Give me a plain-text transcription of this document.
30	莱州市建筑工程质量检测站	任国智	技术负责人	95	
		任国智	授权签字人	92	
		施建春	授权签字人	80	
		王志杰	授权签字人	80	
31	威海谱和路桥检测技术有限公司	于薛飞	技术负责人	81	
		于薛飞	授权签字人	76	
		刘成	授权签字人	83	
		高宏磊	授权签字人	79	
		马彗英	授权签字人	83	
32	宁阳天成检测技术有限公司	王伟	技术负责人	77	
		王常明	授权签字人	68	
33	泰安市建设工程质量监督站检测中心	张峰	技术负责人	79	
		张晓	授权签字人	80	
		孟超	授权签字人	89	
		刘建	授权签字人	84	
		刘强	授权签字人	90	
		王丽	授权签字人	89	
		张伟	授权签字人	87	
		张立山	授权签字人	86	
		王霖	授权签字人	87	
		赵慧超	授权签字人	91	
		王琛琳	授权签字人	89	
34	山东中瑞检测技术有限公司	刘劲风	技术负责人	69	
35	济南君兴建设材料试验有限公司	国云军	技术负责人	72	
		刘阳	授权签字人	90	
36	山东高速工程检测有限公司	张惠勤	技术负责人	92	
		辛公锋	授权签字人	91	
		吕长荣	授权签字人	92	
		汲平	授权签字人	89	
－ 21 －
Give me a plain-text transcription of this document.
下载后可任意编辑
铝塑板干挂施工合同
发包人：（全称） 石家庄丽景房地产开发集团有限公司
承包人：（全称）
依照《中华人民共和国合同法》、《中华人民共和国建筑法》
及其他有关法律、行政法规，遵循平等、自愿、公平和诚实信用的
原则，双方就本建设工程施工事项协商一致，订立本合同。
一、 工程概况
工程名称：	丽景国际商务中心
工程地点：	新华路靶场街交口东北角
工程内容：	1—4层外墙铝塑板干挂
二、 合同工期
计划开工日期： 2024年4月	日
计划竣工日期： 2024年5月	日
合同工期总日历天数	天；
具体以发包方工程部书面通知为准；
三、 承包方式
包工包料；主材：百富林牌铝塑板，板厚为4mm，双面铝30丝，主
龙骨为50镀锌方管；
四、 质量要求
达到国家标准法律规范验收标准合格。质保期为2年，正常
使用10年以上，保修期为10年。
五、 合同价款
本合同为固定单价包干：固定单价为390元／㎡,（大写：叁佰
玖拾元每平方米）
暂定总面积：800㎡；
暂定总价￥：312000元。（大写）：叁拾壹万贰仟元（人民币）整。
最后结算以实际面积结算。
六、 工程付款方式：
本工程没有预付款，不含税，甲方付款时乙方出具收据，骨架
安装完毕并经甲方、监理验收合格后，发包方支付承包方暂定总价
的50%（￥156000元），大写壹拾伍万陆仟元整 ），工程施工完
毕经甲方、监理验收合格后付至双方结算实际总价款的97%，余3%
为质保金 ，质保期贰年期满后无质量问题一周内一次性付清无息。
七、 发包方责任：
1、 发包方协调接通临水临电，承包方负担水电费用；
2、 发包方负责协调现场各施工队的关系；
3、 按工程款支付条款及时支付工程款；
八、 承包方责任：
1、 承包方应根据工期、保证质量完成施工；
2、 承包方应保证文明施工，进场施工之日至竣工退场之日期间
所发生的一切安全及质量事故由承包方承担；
* * * * * * * * *
### Directive
Every line that holds the word "技术负责人" should be extracted.

### Answer to this problem
30	莱州市建筑工程质量检测站	任国智	技术负责人	95	
31	威海谱和路桥检测技术有限公司	于薛飞	技术负责人	81	
32	宁阳天成检测技术有限公司	王伟	技术负责人	77	
33	泰安市建设工程质量监督站检测中心	张峰	技术负责人	79	
34	山东中瑞检测技术有限公司	刘劲风	技术负责人	69	
35	济南君兴建设材料试验有限公司	国云军	技术负责人	72	
36	山东高速工程检测有限公司	张惠勤	技术负责人	92	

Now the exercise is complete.